Without the pictures, print each of the records below exactly as it appears.
-----
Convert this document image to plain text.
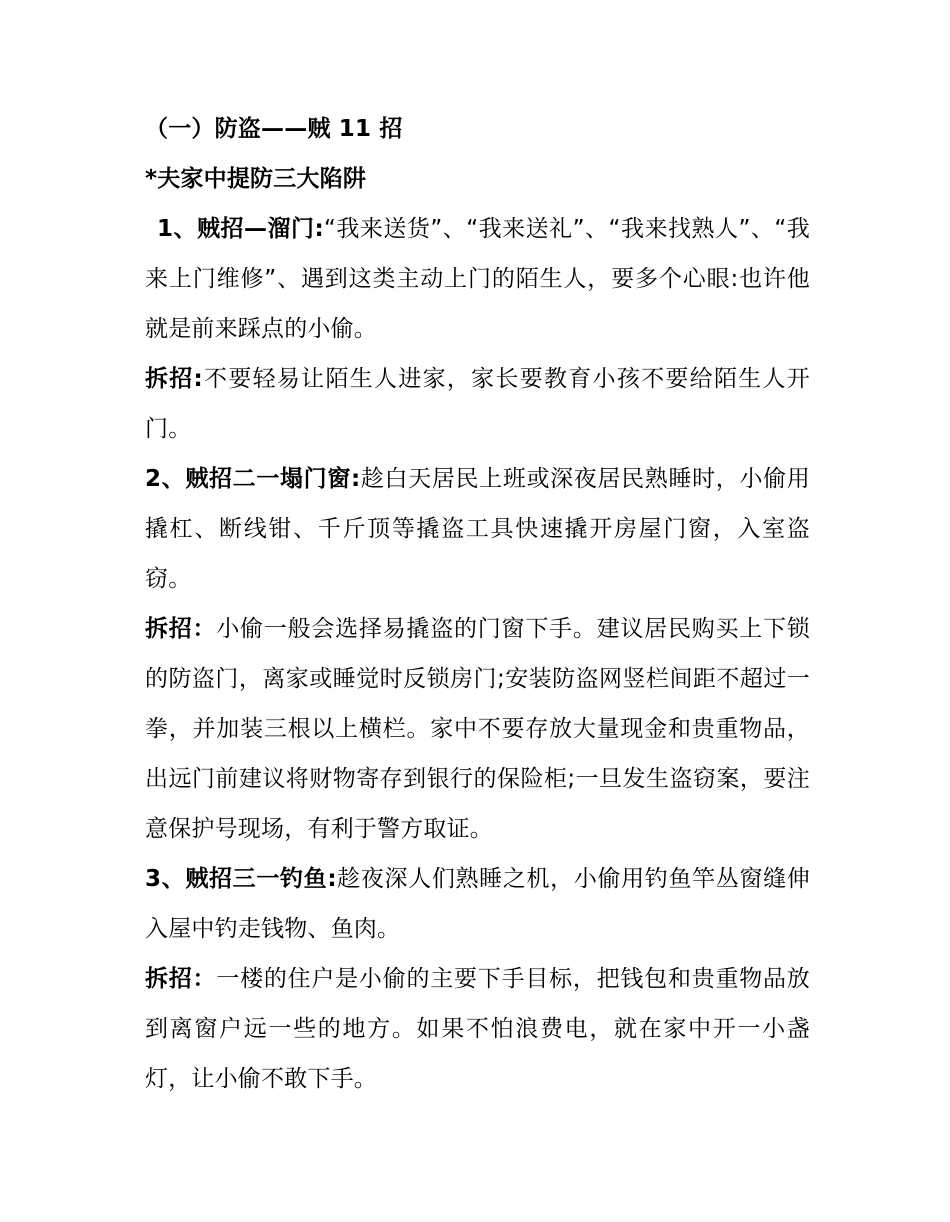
（一）防盗——贼 11 招

*夫家中提防三大陷阱

1、贼招—溜门:“我来送货”、“我来送礼”、“我来找熟人”、“我来上门维修”、遇到这类主动上门的陌生人，要多个心眼:也许他就是前来踩点的小偷。

拆招:不要轻易让陌生人进家，家长要教育小孩不要给陌生人开门。

2、贼招二一塌门窗:趁白天居民上班或深夜居民熟睡时，小偷用撬杠、断线钳、千斤顶等撬盗工具快速撬开房屋门窗，入室盗窃。

拆招：小偷一般会选择易撬盗的门窗下手。建议居民购买上下锁的防盗门，离家或睡觉时反锁房门;安装防盗网竖栏间距不超过一拳，并加装三根以上横栏。家中不要存放大量现金和贵重物品，出远门前建议将财物寄存到银行的保险柜;一旦发生盗窃案，要注意保护号现场，有利于警方取证。

3、贼招三一钓鱼:趁夜深人们熟睡之机，小偷用钓鱼竿丛窗缝伸入屋中钓走钱物、鱼肉。

拆招：一楼的住户是小偷的主要下手目标，把钱包和贵重物品放到离窗户远一些的地方。如果不怕浪费电，就在家中开一小盏灯，让小偷不敢下手。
-----
OUTPUT OF THE TASK:
Convert this document image to plain text.
（一）防盗——贼 11 招

*夫家中提防三大陷阱

1、贼招—溜门:“我来送货”、“我来送礼”、“我来找熟人”、“我来上门维修”、遇到这类主动上门的陌生人，要多个心眼:也许他就是前来踩点的小偷。

拆招:不要轻易让陌生人进家，家长要教育小孩不要给陌生人开门。

2、贼招二一塌门窗:趁白天居民上班或深夜居民熟睡时，小偷用撬杠、断线钳、千斤顶等撬盗工具快速撬开房屋门窗，入室盗窃。

拆招：小偷一般会选择易撬盗的门窗下手。建议居民购买上下锁的防盗门，离家或睡觉时反锁房门;安装防盗网竖栏间距不超过一拳，并加装三根以上横栏。家中不要存放大量现金和贵重物品，出远门前建议将财物寄存到银行的保险柜;一旦发生盗窃案，要注意保护号现场，有利于警方取证。

3、贼招三一钓鱼:趁夜深人们熟睡之机，小偷用钓鱼竿丛窗缝伸入屋中钓走钱物、鱼肉。

拆招：一楼的住户是小偷的主要下手目标，把钱包和贵重物品放到离窗户远一些的地方。如果不怕浪费电，就在家中开一小盏灯，让小偷不敢下手。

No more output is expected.